» **Your goal**:
Only lines holding the word "Leucocitosis" are wanted from the records; copy all of them.

*** Records for the task Section Begins ***

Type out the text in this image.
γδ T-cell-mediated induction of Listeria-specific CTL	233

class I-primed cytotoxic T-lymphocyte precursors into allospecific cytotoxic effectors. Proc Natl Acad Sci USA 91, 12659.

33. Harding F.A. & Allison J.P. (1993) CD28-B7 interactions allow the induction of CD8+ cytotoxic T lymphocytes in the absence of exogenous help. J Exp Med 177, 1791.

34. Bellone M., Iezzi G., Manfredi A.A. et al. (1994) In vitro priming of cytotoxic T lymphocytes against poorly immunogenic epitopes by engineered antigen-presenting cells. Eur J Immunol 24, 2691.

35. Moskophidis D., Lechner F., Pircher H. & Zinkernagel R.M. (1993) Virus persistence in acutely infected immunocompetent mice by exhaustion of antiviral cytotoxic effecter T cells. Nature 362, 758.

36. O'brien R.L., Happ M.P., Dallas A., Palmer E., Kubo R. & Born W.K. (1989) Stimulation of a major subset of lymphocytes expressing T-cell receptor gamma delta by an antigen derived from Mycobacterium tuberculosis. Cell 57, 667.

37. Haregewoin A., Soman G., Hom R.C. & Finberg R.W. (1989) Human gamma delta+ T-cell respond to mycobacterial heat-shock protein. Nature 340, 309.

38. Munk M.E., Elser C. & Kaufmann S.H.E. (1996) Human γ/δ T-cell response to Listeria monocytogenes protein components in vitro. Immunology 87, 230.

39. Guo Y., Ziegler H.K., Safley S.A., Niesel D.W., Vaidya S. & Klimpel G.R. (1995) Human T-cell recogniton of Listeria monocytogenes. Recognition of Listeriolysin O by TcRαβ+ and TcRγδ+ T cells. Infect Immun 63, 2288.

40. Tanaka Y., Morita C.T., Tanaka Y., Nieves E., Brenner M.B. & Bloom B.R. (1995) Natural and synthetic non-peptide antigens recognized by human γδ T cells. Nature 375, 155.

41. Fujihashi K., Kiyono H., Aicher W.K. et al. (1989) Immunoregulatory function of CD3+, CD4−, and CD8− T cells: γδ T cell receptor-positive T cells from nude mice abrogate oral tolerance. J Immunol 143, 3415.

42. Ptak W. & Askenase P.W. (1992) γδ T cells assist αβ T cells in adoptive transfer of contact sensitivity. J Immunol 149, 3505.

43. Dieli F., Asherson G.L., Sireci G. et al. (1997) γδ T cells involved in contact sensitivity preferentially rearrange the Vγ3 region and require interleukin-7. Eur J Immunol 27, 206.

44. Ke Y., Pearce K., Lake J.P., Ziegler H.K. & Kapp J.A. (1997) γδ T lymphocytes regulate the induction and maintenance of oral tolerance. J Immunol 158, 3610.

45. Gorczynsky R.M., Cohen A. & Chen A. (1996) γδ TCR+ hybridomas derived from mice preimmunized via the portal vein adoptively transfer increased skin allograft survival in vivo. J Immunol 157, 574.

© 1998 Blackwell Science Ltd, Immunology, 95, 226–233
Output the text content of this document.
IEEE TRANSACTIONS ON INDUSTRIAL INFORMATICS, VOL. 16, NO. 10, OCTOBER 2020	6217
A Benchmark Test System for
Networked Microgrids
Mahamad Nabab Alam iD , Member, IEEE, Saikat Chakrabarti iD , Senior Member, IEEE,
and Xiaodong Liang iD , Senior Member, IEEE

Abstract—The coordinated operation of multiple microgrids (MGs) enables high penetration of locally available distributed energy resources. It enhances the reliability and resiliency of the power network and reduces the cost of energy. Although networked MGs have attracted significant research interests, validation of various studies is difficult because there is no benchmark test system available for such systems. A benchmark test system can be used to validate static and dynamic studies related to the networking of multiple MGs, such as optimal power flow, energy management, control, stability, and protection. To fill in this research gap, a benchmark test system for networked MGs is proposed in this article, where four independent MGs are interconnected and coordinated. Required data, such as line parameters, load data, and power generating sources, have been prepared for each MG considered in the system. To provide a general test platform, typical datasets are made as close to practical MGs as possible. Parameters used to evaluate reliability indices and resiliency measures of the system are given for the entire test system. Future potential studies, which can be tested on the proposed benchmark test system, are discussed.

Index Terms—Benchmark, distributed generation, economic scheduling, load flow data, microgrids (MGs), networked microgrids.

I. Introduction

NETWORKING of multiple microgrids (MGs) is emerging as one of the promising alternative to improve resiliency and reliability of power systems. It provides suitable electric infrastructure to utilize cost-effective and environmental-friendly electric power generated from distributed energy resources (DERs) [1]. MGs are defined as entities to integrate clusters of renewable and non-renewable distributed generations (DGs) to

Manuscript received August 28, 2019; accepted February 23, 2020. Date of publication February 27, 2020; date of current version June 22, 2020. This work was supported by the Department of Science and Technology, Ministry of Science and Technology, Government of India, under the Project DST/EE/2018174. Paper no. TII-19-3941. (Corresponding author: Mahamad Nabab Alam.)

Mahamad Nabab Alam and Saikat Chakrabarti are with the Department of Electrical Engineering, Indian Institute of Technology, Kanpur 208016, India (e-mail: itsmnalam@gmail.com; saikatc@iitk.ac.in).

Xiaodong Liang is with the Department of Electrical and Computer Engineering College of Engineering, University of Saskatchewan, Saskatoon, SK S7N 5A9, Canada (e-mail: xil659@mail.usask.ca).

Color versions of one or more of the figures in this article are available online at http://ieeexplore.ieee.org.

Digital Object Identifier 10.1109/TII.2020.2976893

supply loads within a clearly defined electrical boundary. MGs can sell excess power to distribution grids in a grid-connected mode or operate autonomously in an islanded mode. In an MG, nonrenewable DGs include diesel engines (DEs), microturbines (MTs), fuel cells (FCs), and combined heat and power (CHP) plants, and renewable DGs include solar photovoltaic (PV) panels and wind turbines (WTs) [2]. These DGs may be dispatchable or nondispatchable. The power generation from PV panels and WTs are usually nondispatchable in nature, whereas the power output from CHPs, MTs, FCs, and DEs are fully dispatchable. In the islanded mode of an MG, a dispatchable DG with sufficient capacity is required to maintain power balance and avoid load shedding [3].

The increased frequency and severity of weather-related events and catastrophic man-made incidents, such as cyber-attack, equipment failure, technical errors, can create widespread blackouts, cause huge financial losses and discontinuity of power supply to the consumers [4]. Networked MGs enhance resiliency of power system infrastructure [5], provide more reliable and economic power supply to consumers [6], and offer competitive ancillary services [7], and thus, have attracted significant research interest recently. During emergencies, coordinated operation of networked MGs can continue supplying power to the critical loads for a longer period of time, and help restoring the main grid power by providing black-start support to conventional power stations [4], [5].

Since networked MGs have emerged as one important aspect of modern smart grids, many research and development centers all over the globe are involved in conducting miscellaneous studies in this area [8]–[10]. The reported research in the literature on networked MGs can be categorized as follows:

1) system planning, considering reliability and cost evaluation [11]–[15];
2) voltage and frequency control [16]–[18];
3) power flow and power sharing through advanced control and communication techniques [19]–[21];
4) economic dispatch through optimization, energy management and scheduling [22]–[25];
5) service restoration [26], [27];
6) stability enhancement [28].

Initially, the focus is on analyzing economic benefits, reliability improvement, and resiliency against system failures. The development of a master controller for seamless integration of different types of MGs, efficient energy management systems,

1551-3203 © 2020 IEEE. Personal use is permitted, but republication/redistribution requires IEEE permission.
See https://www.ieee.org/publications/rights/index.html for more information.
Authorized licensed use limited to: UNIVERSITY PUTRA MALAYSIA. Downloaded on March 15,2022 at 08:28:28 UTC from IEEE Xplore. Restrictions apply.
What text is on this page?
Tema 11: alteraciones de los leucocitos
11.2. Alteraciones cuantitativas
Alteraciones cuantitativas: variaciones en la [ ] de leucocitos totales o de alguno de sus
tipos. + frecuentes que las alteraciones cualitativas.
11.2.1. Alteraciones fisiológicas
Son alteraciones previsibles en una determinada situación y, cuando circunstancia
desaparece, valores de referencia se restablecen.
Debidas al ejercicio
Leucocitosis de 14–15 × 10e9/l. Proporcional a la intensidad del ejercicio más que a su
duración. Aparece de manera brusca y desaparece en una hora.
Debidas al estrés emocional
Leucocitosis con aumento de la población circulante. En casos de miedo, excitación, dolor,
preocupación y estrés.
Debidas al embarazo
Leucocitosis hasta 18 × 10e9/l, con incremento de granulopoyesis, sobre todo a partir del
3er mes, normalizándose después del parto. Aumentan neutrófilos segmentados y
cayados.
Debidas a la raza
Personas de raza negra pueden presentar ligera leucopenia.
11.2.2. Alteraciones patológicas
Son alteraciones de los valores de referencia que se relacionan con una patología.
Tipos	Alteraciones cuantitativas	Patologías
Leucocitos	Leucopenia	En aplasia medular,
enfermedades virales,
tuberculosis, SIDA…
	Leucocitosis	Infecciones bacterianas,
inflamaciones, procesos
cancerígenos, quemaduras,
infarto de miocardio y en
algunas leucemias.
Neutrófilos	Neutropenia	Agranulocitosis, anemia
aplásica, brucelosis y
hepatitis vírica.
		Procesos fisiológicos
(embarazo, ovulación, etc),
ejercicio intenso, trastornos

*** Records for the task Section Ends ***

» **Your solution**:
Leucocitosis de 14–15 × 10e9/l. Proporcional a la intensidad del ejercicio más que a su
Leucocitosis con aumento de la población circulante. En casos de miedo, excitación, dolor,
Leucocitosis hasta 18 × 10e9/l, con incremento de granulopoyesis, sobre todo a partir del
	Leucocitosis	Infecciones bacterianas,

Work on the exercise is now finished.